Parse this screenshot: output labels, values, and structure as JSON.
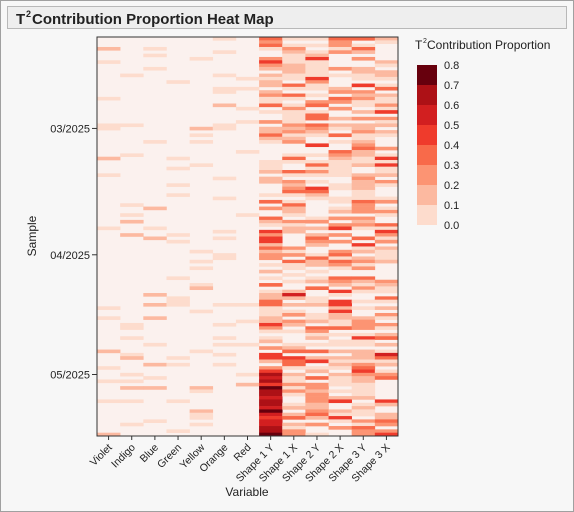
{
  "window": {
    "title_prefix": "T",
    "title_sup": "2",
    "title_rest": " Contribution Proportion Heat Map"
  },
  "legend": {
    "title_prefix": "T",
    "title_sup": "2",
    "title_rest": " Contribution Proportion",
    "ticks": [
      "0.8",
      "0.7",
      "0.6",
      "0.5",
      "0.4",
      "0.3",
      "0.2",
      "0.1",
      "0.0"
    ],
    "colors": [
      "#fbf1ee",
      "#fddccd",
      "#fcb9a0",
      "#fc9473",
      "#f86a4a",
      "#ef3b2c",
      "#d21f20",
      "#ad1116",
      "#67000d"
    ]
  },
  "chart_data": {
    "type": "heatmap",
    "title": "T² Contribution Proportion Heat Map",
    "xlabel": "Variable",
    "ylabel": "Sample",
    "variables": [
      "Violet",
      "Indigo",
      "Blue",
      "Green",
      "Yellow",
      "Orange",
      "Red",
      "Shape 1 Y",
      "Shape 1 X",
      "Shape 2 Y",
      "Shape 2 X",
      "Shape 3 Y",
      "Shape 3 X"
    ],
    "y_ticks": [
      "03/2025",
      "04/2025",
      "05/2025"
    ],
    "color_scale": {
      "min": 0.0,
      "max": 0.8,
      "step": 0.1
    },
    "sample_count": 120,
    "legend_position": "right",
    "grid": false
  }
}
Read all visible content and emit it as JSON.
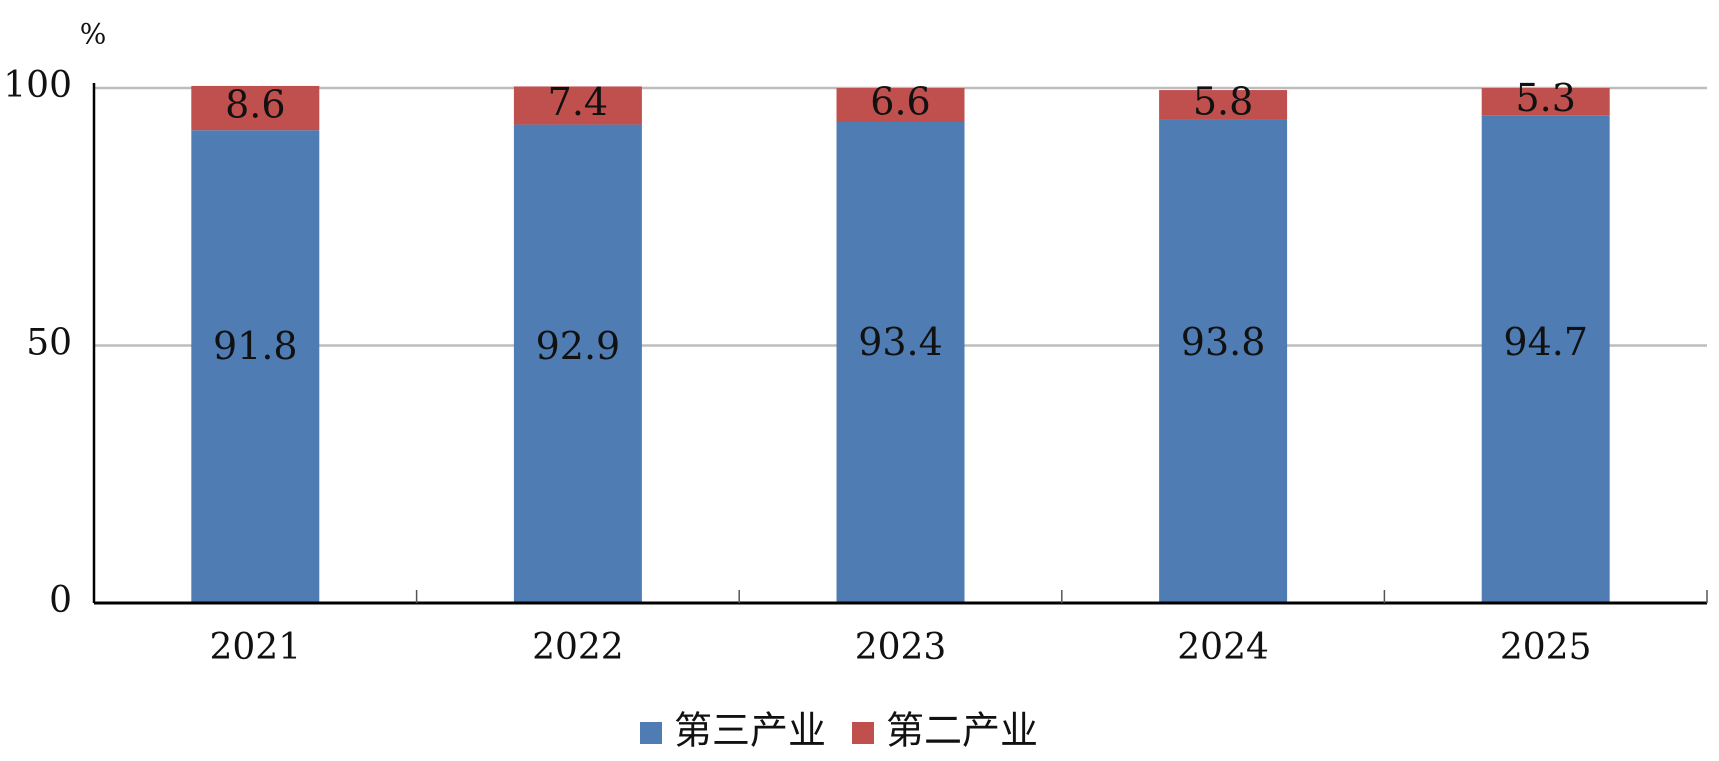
{
  "chart_data": {
    "type": "stacked_bar",
    "unit": "%",
    "categories": [
      "2021",
      "2022",
      "2023",
      "2024",
      "2025"
    ],
    "series": [
      {
        "name": "第三产业",
        "color": "#4f7db3",
        "values": [
          91.8,
          92.9,
          93.4,
          93.8,
          94.7
        ]
      },
      {
        "name": "第二产业",
        "color": "#c0504d",
        "values": [
          8.6,
          7.4,
          6.6,
          5.8,
          5.3
        ]
      }
    ],
    "ylim": [
      0,
      100
    ],
    "yticks": [
      0,
      50,
      100
    ],
    "grid": true,
    "legend": "bottom"
  }
}
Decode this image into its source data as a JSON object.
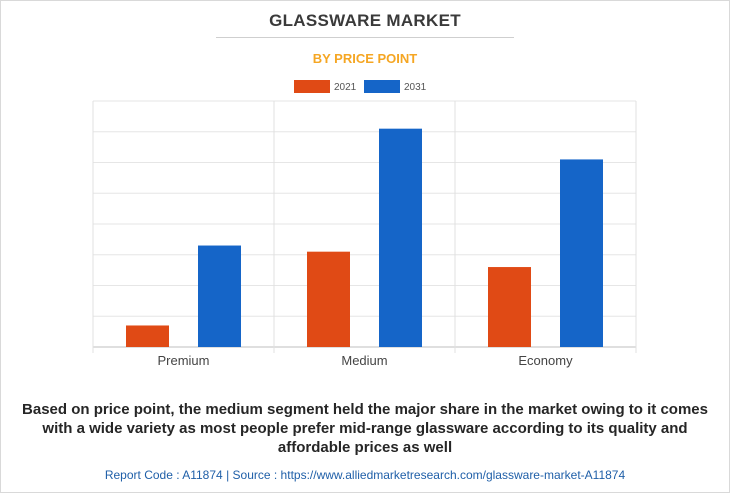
{
  "title": "GLASSWARE MARKET",
  "subtitle": "BY PRICE POINT",
  "caption": "Based on price point, the medium segment held the major share in the market owing to it comes with a wide variety as most people prefer mid-range glassware according to its quality and affordable prices as well",
  "footer": {
    "report_code": "Report Code : A11874",
    "separator": "|",
    "source": "Source : https://www.alliedmarketresearch.com/glassware-market-A11874"
  },
  "chart_data": {
    "type": "bar",
    "categories": [
      "Premium",
      "Medium",
      "Economy"
    ],
    "series": [
      {
        "name": "2021",
        "color": "#e04a15",
        "values": [
          0.7,
          3.1,
          2.6
        ]
      },
      {
        "name": "2031",
        "color": "#1565c8",
        "values": [
          3.3,
          7.1,
          6.1
        ]
      }
    ],
    "ylim": [
      0,
      8
    ],
    "y_tick_labels_shown": false,
    "grid": true,
    "legend": "top-center"
  }
}
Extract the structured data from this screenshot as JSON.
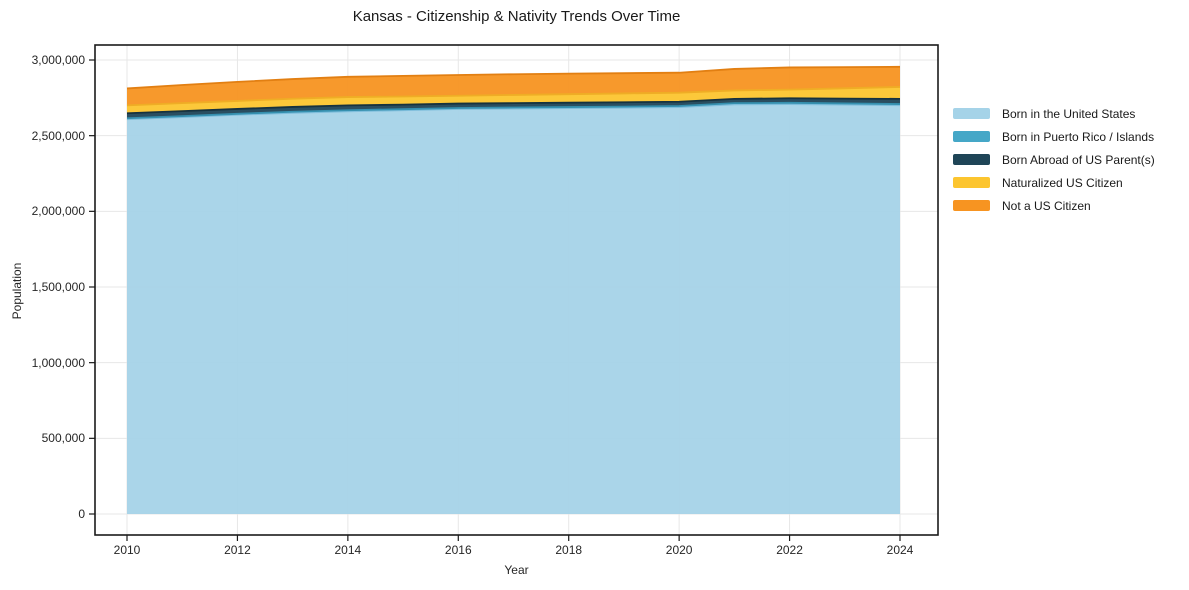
{
  "figure": {
    "background": "#ffffff",
    "title": "Kansas - Citizenship & Nativity Trends Over Time"
  },
  "chart_data": {
    "type": "area",
    "stacked": true,
    "title": "Kansas - Citizenship & Nativity Trends Over Time",
    "xlabel": "Year",
    "ylabel": "Population",
    "grid": true,
    "grid_color": "#e7e7e7",
    "spine_color": "#1a1a1a",
    "legend_position": "right-outside",
    "x": [
      2010,
      2011,
      2012,
      2013,
      2014,
      2015,
      2016,
      2017,
      2018,
      2019,
      2020,
      2021,
      2022,
      2023,
      2024
    ],
    "xticks": [
      2010,
      2012,
      2014,
      2016,
      2018,
      2020,
      2022,
      2024
    ],
    "yticks": [
      0,
      500000,
      1000000,
      1500000,
      2000000,
      2500000,
      3000000
    ],
    "ylim": [
      0,
      3100000
    ],
    "xlim": [
      2009.4,
      2024.7
    ],
    "series": [
      {
        "name": "Born in the United States",
        "color": "#a5d3e8",
        "edge_color": "#7fbedc",
        "values": [
          2609000,
          2623000,
          2638000,
          2651000,
          2661000,
          2668000,
          2676000,
          2679000,
          2682000,
          2685000,
          2689000,
          2707000,
          2709000,
          2705000,
          2701000
        ]
      },
      {
        "name": "Born in Puerto Rico / Islands",
        "color": "#45a7c7",
        "edge_color": "#3590af",
        "values": [
          6000,
          6000,
          6500,
          7000,
          7000,
          7000,
          7000,
          7000,
          7000,
          7000,
          7000,
          8000,
          8000,
          8000,
          8000
        ]
      },
      {
        "name": "Born Abroad of US Parent(s)",
        "color": "#1f4557",
        "edge_color": "#16323f",
        "values": [
          33000,
          33000,
          32000,
          32000,
          32000,
          30000,
          29000,
          29000,
          29000,
          29000,
          28000,
          28000,
          30000,
          32000,
          34000
        ]
      },
      {
        "name": "Naturalized US Citizen",
        "color": "#fcc52f",
        "edge_color": "#efad25",
        "values": [
          52000,
          53000,
          53000,
          54000,
          55000,
          54000,
          52000,
          54000,
          56000,
          58000,
          60000,
          56000,
          57000,
          68000,
          79000
        ]
      },
      {
        "name": "Not a US Citizen",
        "color": "#f79421",
        "edge_color": "#e27f12",
        "values": [
          112000,
          120000,
          126000,
          130000,
          134000,
          136000,
          137000,
          137000,
          136000,
          134000,
          132000,
          142000,
          147000,
          140000,
          133000
        ]
      }
    ]
  }
}
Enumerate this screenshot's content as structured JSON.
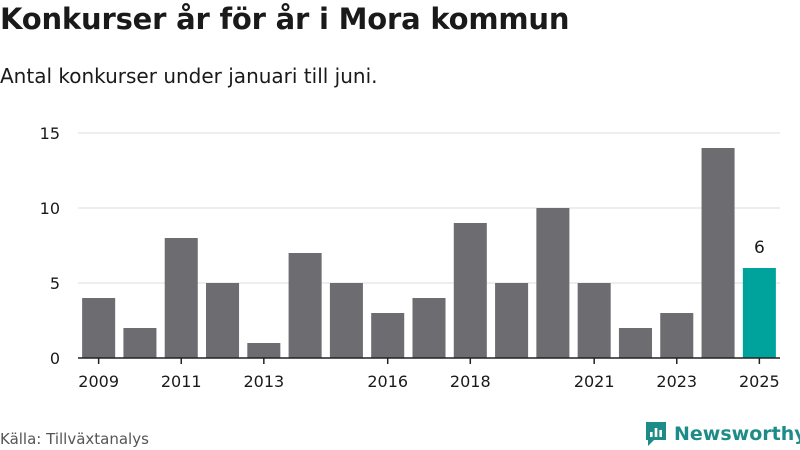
{
  "title": "Konkurser år för år i Mora kommun",
  "subtitle": "Antal konkurser under januari till juni.",
  "source": "Källa: Tillväxtanalys",
  "brand": "Newsworthy",
  "colors": {
    "bar": "#6d6c71",
    "highlight": "#00a39b",
    "grid": "#dddddd",
    "axis": "#222222",
    "brand": "#1d8c89"
  },
  "chart_data": {
    "type": "bar",
    "title": "Konkurser år för år i Mora kommun",
    "subtitle": "Antal konkurser under januari till juni.",
    "categories": [
      2009,
      2010,
      2011,
      2012,
      2013,
      2014,
      2015,
      2016,
      2017,
      2018,
      2019,
      2020,
      2021,
      2022,
      2023,
      2024,
      2025
    ],
    "values": [
      4,
      2,
      8,
      5,
      1,
      7,
      5,
      3,
      4,
      9,
      5,
      10,
      5,
      2,
      3,
      14,
      6
    ],
    "x_tick_labels": [
      "2009",
      "2011",
      "2013",
      "2016",
      "2018",
      "2021",
      "2023",
      "2025"
    ],
    "y_ticks": [
      0,
      5,
      10,
      15
    ],
    "ylim": [
      0,
      15
    ],
    "highlight": {
      "category": 2025,
      "label": "6"
    },
    "grid": true,
    "legend": false
  }
}
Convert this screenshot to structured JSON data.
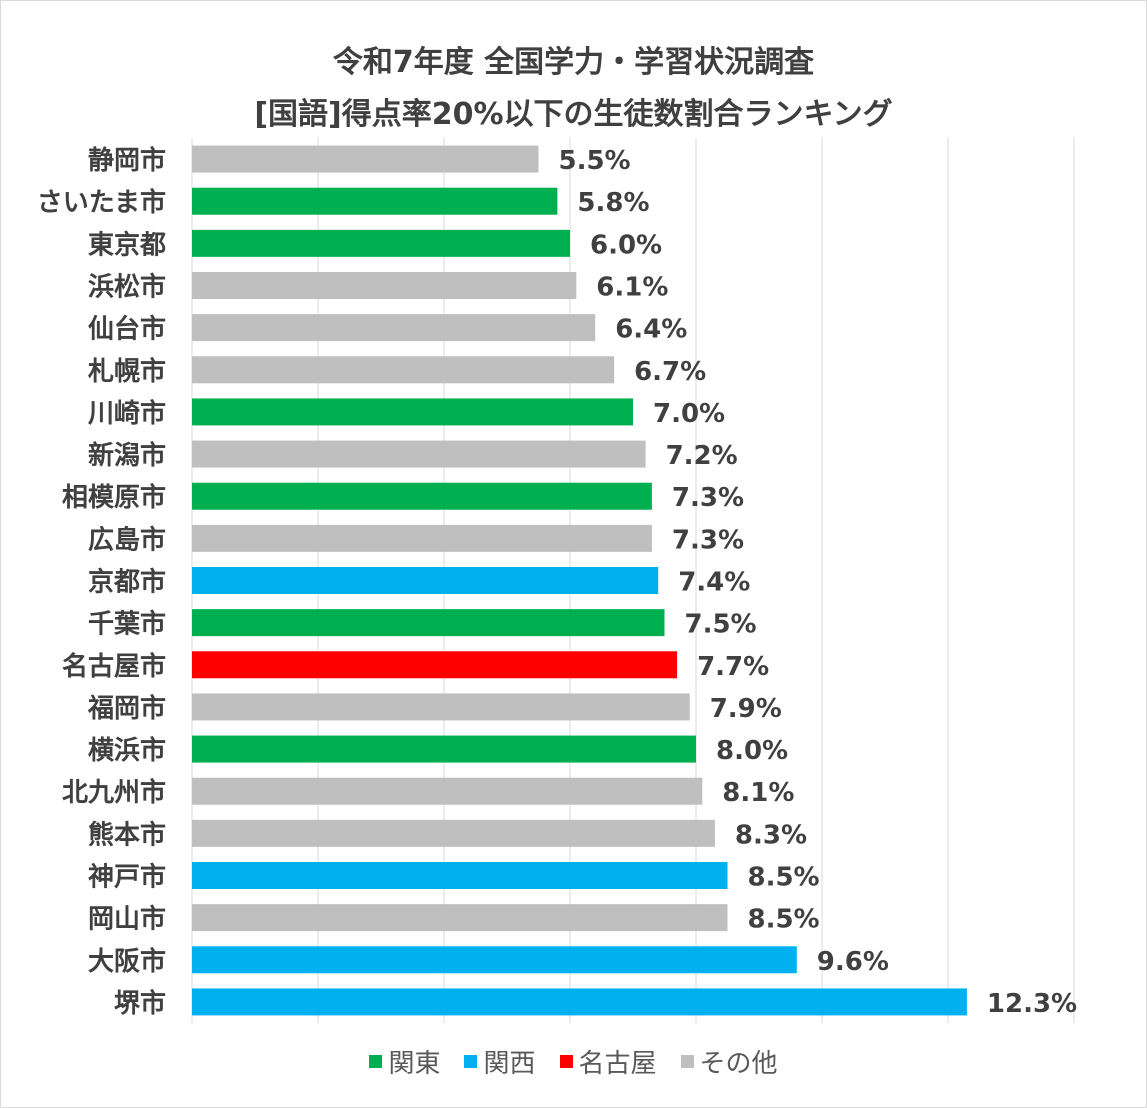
{
  "chart_data": {
    "type": "bar",
    "orientation": "horizontal",
    "title": [
      "令和7年度 全国学力・学習状況調査",
      "[国語]得点率20%以下の生徒数割合ランキング"
    ],
    "xlabel": "",
    "ylabel": "",
    "xlim": [
      0,
      14
    ],
    "grid_step": 2,
    "grid": true,
    "legend_position": "bottom",
    "categories": [
      "静岡市",
      "さいたま市",
      "東京都",
      "浜松市",
      "仙台市",
      "札幌市",
      "川崎市",
      "新潟市",
      "相模原市",
      "広島市",
      "京都市",
      "千葉市",
      "名古屋市",
      "福岡市",
      "横浜市",
      "北九州市",
      "熊本市",
      "神戸市",
      "岡山市",
      "大阪市",
      "堺市"
    ],
    "values": [
      5.5,
      5.8,
      6.0,
      6.1,
      6.4,
      6.7,
      7.0,
      7.2,
      7.3,
      7.3,
      7.4,
      7.5,
      7.7,
      7.9,
      8.0,
      8.1,
      8.3,
      8.5,
      8.5,
      9.6,
      12.3
    ],
    "labels": [
      "5.5%",
      "5.8%",
      "6.0%",
      "6.1%",
      "6.4%",
      "6.7%",
      "7.0%",
      "7.2%",
      "7.3%",
      "7.3%",
      "7.4%",
      "7.5%",
      "7.7%",
      "7.9%",
      "8.0%",
      "8.1%",
      "8.3%",
      "8.5%",
      "8.5%",
      "9.6%",
      "12.3%"
    ],
    "groups": [
      "その他",
      "関東",
      "関東",
      "その他",
      "その他",
      "その他",
      "関東",
      "その他",
      "関東",
      "その他",
      "関西",
      "関東",
      "名古屋",
      "その他",
      "関東",
      "その他",
      "その他",
      "関西",
      "その他",
      "関西",
      "関西"
    ],
    "legend": [
      {
        "name": "関東",
        "color": "#00B050"
      },
      {
        "name": "関西",
        "color": "#00B0F0"
      },
      {
        "name": "名古屋",
        "color": "#FF0000"
      },
      {
        "name": "その他",
        "color": "#BFBFBF"
      }
    ]
  }
}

......

[TASK TO COMPLETE]
Which lines hold the word "Citizenship"? Copy every one of them.

[REPLY TO THE TASK]
    "title": "Kansas - Citizenship & Nativity Trends Over Time"
    "title": "Kansas - Citizenship & Nativity Trends Over Time",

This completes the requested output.